Cyborgs are fairly common from the sounds of it so I cannot imagine why they are still so stigmatized. What happened? Did the first cyborgs go on a rampage - unable to handle the mechanical parts connecting to the organic of their bodies - and now it's been ingrained into the human mind to loathe them? What? What happened?

After awhile, I realized another issue with this story. I couldn't see it. I couldn't see the city. I couldn't see Cinder. I couldn't see the prince. And that was all because no time was spent describing anything. Actually, the city did have brief moments - like the sun breaking through the clouds and shining on a little plot of land - and you could almost picture the place.

Honestly, I had a better mental image of the villainess than I did Cinder or the prince. As for Cinder… Was her hair color even mentioned once? All I knew about her was that she had long hair that she wore in a ponytail sometimes. To be fair, her clothing too was roughly outlined. All I could tell you about Kai's looks was that he had dark hair with bangs. In a particularly uncharitable moment, I wondered if it was one of those bowl type haircuts.

Besides my inability to see the people/setting, I never really connected to them. Cinder was a rather dry main character. The only times I found her very likable was when she was talking to Kai, Peony and Iko - the rest of the time I was rather indifferent to her. I wasn't really rooting for her to succeed. I was just reading her story.

The romance was…cute, but it fit in with fairytales too well. I know, I know, this is a fairytale retelling, so what did I expect? Well, you see, I can handle this type of budding romance when it is in a fairytale. We expect the romance to be rather insipid (or at least, I do) and too quick. I don't expect a well rounded fairytale romance - but I do expect one in my books. There is over three hundred pages to this book and I still don't feel the romance. It felt convenient. Cinder fell in love with the prince because... Well, because he was the prince and every girl (and a certain android) was in love with him. Kai fell in love with Cinder because... Uh, did he fall in love with her? I remember him showing an interest in her, but that seemed to be only so he could avoid all the crazy girls that 'loved' him. He showed no interest in Cinder except as means to an end. Or, perhaps, as a friend - something I believe he had none of.

Which leads me to the fact that this is a fairytale retelling. I will admit that this is only the second one I've ever read, so… Maybe I just don't know what I'm talking about. Or maybe this genre isn't for me. I felt as though the fairytale aspects just didn't work. They felt crammed in, forced to fit where they really didn't. The world was interesting on its own, but the Cinderella additions just felt stilted.

• **Written problem A**: Return, unchanged, the entries from the first line through the line that contains "1351, 427, 1385]", including both of those lines.

Region annotation entries:
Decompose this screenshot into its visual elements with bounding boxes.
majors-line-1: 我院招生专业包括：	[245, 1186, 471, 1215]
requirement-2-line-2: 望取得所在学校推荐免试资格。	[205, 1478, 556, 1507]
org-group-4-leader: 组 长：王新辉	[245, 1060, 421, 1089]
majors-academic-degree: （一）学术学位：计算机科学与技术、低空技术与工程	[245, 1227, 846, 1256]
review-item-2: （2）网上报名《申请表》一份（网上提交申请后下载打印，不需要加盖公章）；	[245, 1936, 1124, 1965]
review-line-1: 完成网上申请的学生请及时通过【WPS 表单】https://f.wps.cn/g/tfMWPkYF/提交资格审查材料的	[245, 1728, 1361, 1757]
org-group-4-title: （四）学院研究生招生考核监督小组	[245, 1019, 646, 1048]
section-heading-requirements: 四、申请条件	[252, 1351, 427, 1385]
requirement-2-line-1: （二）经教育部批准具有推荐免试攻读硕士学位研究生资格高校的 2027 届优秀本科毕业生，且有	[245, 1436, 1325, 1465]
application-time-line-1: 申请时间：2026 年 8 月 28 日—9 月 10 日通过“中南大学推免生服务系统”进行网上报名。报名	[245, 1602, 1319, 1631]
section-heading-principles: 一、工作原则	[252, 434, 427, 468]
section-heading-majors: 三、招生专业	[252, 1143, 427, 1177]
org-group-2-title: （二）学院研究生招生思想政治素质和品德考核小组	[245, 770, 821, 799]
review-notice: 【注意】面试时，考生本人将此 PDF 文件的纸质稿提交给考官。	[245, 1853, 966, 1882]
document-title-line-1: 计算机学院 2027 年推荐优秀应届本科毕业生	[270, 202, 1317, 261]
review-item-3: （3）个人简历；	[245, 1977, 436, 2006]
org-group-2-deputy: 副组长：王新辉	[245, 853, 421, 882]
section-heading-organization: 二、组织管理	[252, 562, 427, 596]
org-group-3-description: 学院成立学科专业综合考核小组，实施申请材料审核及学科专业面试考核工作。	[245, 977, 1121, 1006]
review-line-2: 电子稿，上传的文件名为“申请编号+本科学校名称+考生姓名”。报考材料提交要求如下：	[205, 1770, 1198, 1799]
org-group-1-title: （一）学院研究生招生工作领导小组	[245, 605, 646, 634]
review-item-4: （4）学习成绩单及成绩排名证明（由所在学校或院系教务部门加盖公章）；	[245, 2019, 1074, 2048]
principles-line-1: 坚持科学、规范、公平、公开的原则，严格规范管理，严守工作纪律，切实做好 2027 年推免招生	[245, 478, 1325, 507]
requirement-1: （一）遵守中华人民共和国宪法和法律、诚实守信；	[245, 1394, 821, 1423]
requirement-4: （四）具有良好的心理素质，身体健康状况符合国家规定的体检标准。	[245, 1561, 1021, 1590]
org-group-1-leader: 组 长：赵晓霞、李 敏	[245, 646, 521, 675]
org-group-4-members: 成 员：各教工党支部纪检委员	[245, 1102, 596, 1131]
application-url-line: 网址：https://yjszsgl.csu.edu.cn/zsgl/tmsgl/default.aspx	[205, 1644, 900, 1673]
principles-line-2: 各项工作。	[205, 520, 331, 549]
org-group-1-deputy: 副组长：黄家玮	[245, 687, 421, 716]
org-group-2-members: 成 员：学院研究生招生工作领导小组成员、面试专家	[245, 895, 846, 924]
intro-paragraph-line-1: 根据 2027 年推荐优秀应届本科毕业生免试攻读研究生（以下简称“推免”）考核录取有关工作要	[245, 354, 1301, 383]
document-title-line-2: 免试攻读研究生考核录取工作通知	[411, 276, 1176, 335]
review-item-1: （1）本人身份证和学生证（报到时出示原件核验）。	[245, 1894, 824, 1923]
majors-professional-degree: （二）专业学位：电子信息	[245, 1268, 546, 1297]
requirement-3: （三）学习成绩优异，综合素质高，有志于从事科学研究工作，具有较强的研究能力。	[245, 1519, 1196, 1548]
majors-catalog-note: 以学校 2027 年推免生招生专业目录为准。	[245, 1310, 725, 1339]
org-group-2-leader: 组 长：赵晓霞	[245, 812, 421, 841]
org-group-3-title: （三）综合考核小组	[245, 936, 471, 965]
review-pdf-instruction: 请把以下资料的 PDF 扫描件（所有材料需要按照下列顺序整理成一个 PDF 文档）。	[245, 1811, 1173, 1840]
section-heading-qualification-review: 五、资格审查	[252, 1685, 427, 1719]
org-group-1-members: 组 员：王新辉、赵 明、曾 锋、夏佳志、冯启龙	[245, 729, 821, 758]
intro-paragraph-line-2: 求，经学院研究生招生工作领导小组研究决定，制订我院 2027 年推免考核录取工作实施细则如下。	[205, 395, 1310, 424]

• **Written problem B**: Summarize the review of Cinder in two sentences.

• **Expected output A**:
Decompose this screenshot into its visual elements with bounding boxes.
majors-line-1: 我院招生专业包括：	[245, 1186, 471, 1215]
requirement-2-line-2: 望取得所在学校推荐免试资格。	[205, 1478, 556, 1507]
org-group-4-leader: 组 长：王新辉	[245, 1060, 421, 1089]
majors-academic-degree: （一）学术学位：计算机科学与技术、低空技术与工程	[245, 1227, 846, 1256]
review-item-2: （2）网上报名《申请表》一份（网上提交申请后下载打印，不需要加盖公章）；	[245, 1936, 1124, 1965]
review-line-1: 完成网上申请的学生请及时通过【WPS 表单】https://f.wps.cn/g/tfMWPkYF/提交资格审查材料的	[245, 1728, 1361, 1757]
org-group-4-title: （四）学院研究生招生考核监督小组	[245, 1019, 646, 1048]
section-heading-requirements: 四、申请条件	[252, 1351, 427, 1385]

• **Expected output B**: The writer could not picture the city, Cinder or the prince because little time was spent describing anything, and never really connected to Cinder, who came across as a rather dry main character. The romance felt convenient even after more than three hundred pages, and while the world was interesting on its own, the Cinderella additions felt crammed in and stilted.